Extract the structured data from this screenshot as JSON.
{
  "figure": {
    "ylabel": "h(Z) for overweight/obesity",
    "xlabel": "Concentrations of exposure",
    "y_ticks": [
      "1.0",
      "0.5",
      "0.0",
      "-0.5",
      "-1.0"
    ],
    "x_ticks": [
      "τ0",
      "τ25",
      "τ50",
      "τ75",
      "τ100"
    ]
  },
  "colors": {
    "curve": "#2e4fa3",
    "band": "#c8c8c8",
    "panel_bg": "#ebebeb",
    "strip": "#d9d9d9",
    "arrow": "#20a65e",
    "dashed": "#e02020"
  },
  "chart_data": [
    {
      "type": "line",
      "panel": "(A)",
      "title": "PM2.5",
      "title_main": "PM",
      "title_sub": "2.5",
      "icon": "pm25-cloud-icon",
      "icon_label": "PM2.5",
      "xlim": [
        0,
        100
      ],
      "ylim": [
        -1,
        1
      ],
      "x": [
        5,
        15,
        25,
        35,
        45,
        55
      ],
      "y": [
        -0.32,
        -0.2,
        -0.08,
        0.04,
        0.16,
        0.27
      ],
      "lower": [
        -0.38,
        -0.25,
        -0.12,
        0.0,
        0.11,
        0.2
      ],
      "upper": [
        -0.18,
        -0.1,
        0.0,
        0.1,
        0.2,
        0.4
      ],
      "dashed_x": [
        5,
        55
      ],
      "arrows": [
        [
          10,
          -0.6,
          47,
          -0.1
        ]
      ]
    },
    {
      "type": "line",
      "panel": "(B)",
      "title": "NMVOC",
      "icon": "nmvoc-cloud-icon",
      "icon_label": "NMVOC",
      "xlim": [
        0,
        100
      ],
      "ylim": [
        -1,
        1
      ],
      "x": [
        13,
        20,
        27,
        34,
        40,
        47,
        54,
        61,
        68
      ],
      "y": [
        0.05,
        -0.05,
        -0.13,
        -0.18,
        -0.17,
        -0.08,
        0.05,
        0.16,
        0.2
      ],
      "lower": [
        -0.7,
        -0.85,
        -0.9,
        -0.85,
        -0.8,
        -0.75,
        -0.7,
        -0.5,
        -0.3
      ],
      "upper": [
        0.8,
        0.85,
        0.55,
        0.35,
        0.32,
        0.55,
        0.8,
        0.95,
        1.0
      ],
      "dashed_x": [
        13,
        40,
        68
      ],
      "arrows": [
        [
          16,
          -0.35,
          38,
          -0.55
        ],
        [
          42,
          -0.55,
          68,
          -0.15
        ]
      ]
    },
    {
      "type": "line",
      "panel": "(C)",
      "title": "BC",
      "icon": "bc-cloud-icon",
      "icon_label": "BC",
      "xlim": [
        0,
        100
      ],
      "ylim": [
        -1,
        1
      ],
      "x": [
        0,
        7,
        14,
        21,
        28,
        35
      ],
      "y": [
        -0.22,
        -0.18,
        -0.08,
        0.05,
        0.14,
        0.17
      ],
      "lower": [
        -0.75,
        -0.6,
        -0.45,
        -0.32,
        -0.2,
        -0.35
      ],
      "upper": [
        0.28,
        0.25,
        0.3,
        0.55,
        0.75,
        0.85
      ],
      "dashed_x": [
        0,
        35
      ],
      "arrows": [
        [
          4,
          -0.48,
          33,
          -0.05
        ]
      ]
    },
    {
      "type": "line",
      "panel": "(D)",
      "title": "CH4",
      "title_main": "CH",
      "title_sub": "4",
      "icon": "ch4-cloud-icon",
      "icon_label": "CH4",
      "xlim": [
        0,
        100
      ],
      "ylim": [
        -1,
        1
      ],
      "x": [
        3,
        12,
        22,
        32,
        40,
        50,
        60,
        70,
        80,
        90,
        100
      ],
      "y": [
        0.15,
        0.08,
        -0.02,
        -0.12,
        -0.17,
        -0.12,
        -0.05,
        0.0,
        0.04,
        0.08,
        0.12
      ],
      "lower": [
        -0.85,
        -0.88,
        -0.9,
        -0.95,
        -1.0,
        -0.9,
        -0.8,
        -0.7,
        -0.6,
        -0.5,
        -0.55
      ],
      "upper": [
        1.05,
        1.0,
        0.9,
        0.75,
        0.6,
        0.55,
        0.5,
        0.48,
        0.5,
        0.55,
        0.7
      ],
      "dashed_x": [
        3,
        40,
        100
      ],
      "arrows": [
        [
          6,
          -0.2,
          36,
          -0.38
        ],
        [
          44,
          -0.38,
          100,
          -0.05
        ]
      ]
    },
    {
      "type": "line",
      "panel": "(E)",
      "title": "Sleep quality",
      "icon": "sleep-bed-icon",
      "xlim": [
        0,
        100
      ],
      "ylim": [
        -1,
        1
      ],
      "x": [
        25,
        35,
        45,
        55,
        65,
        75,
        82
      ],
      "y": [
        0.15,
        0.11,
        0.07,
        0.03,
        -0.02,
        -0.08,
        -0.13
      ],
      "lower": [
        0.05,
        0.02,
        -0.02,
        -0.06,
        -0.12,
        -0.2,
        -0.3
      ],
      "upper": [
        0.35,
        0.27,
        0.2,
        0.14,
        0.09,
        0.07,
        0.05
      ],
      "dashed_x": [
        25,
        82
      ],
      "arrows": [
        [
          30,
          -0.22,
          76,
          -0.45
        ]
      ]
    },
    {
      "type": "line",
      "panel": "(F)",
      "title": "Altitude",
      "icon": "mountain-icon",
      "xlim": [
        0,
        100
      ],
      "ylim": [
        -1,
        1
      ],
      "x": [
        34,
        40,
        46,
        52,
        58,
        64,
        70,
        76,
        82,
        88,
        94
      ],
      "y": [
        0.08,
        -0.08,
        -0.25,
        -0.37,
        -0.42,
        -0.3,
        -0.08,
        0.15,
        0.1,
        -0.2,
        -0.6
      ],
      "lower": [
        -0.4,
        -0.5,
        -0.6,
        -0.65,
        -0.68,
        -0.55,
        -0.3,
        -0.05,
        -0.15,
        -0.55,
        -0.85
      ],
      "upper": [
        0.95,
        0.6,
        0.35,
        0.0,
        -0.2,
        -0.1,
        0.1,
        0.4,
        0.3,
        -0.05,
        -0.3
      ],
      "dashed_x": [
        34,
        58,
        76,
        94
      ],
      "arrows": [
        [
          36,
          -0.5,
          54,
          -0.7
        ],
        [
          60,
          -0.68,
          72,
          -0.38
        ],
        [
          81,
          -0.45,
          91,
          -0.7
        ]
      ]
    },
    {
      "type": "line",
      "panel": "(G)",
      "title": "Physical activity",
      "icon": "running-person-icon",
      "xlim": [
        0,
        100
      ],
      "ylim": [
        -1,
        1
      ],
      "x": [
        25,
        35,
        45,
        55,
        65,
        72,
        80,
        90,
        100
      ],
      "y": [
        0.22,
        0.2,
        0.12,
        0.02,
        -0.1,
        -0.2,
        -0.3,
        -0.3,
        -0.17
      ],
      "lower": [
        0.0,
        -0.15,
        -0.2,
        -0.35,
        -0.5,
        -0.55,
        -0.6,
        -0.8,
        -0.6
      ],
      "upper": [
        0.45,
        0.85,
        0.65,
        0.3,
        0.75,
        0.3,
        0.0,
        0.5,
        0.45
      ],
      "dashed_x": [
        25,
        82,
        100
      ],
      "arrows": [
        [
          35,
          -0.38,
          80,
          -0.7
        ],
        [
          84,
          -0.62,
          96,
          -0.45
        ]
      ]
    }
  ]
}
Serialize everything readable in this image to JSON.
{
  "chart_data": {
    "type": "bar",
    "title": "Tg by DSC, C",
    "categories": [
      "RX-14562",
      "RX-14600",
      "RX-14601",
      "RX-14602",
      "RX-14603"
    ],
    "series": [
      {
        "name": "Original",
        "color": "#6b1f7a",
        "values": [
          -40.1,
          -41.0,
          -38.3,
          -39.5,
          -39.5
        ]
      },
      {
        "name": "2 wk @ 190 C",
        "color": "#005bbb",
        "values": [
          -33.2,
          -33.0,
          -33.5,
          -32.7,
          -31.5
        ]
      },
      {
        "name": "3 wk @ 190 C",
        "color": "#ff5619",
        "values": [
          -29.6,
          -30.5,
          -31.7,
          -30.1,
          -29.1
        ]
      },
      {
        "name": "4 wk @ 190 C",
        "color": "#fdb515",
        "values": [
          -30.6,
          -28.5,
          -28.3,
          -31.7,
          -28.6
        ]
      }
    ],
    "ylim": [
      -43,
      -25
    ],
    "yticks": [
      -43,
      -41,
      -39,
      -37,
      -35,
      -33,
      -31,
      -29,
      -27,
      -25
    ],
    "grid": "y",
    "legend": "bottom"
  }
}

————

### To be done
Repeat exactly the lines from the line containing "Serialize everything readable" through the end of the listing above; both boundary lines are part of the output.

### Task result
Serialize everything readable in this image to JSON.
{
  "chart_data": {
    "type": "bar",
    "title": "Tg by DSC, C",
    "categories": [
      "RX-14562",
      "RX-14600",
      "RX-14601",
      "RX-14602",
      "RX-14603"
    ],
    "series": [
      {
        "name": "Original",
        "color": "#6b1f7a",
        "values": [
          -40.1,
          -41.0,
          -38.3,
          -39.5,
          -39.5
        ]
      },
      {
        "name": "2 wk @ 190 C",
        "color": "#005bbb",
        "values": [
          -33.2,
          -33.0,
          -33.5,
          -32.7,
          -31.5
        ]
      },
      {
        "name": "3 wk @ 190 C",
        "color": "#ff5619",
        "values": [
          -29.6,
          -30.5,
          -31.7,
          -30.1,
          -29.1
        ]
      },
      {
        "name": "4 wk @ 190 C",
        "color": "#fdb515",
        "values": [
          -30.6,
          -28.5,
          -28.3,
          -31.7,
          -28.6
        ]
      }
    ],
    "ylim": [
      -43,
      -25
    ],
    "yticks": [
      -43,
      -41,
      -39,
      -37,
      -35,
      -33,
      -31,
      -29,
      -27,
      -25
    ],
    "grid": "y",
    "legend": "bottom"
  }
}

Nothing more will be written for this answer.